== EXERCISE TASK ==
Images must not appear in your copy; reproduce every other part of the records exactly.

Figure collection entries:

——————

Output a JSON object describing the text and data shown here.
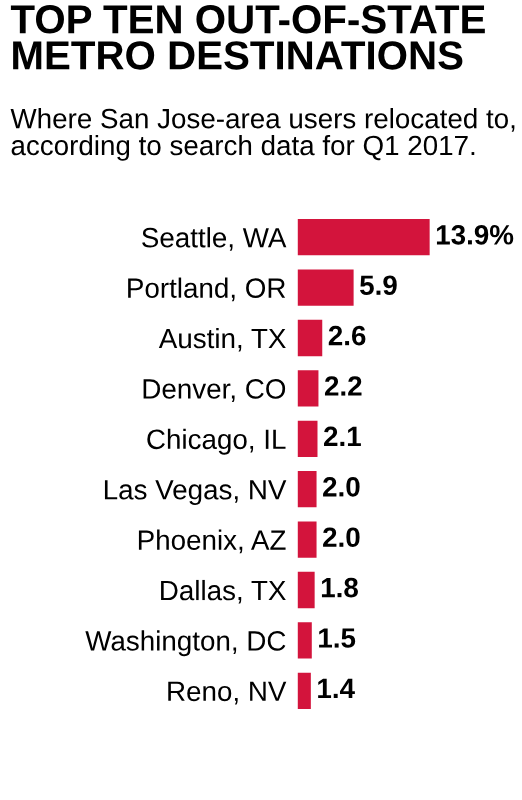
{
  "chart_data": {
    "type": "bar",
    "orientation": "horizontal",
    "title": "TOP TEN OUT-OF-STATE\nMETRO DESTINATIONS",
    "subtitle": "Where San Jose-area users relocated to, according to search data for Q1 2017.",
    "categories": [
      "Seattle, WA",
      "Portland, OR",
      "Austin, TX",
      "Denver, CO",
      "Chicago, IL",
      "Las Vegas, NV",
      "Phoenix, AZ",
      "Dallas, TX",
      "Washington, DC",
      "Reno, NV"
    ],
    "values": [
      13.9,
      5.9,
      2.6,
      2.2,
      2.1,
      2.0,
      2.0,
      1.8,
      1.5,
      1.4
    ],
    "value_labels": [
      "13.9%",
      "5.9",
      "2.6",
      "2.2",
      "2.1",
      "2.0",
      "2.0",
      "1.8",
      "1.5",
      "1.4"
    ],
    "color": "#d3143c",
    "grid": false,
    "legend": false
  }
}
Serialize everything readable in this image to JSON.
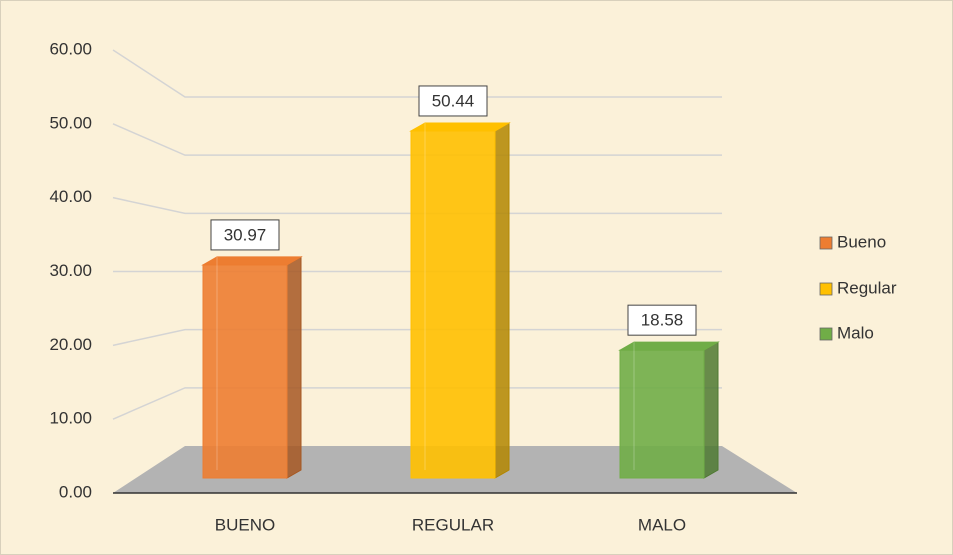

——————

== OUTPUT OF THE EXERCISE ==
Output a JSON object describing the text and data shown here.
{
  "chart_data": {
    "type": "bar",
    "orientation": "horizontal",
    "title": "TOP TEN OUT-OF-STATE\nMETRO DESTINATIONS",
    "subtitle": "Where San Jose-area users relocated to, according to search data for Q1 2017.",
    "categories": [
      "Seattle, WA",
      "Portland, OR",
      "Austin, TX",
      "Denver, CO",
      "Chicago, IL",
      "Las Vegas, NV",
      "Phoenix, AZ",
      "Dallas, TX",
      "Washington, DC",
      "Reno, NV"
    ],
    "values": [
      13.9,
      5.9,
      2.6,
      2.2,
      2.1,
      2.0,
      2.0,
      1.8,
      1.5,
      1.4
    ],
    "value_labels": [
      "13.9%",
      "5.9",
      "2.6",
      "2.2",
      "2.1",
      "2.0",
      "2.0",
      "1.8",
      "1.5",
      "1.4"
    ],
    "color": "#d3143c",
    "grid": false,
    "legend": false
  }
}
Serialize everything readable in this image to JSON.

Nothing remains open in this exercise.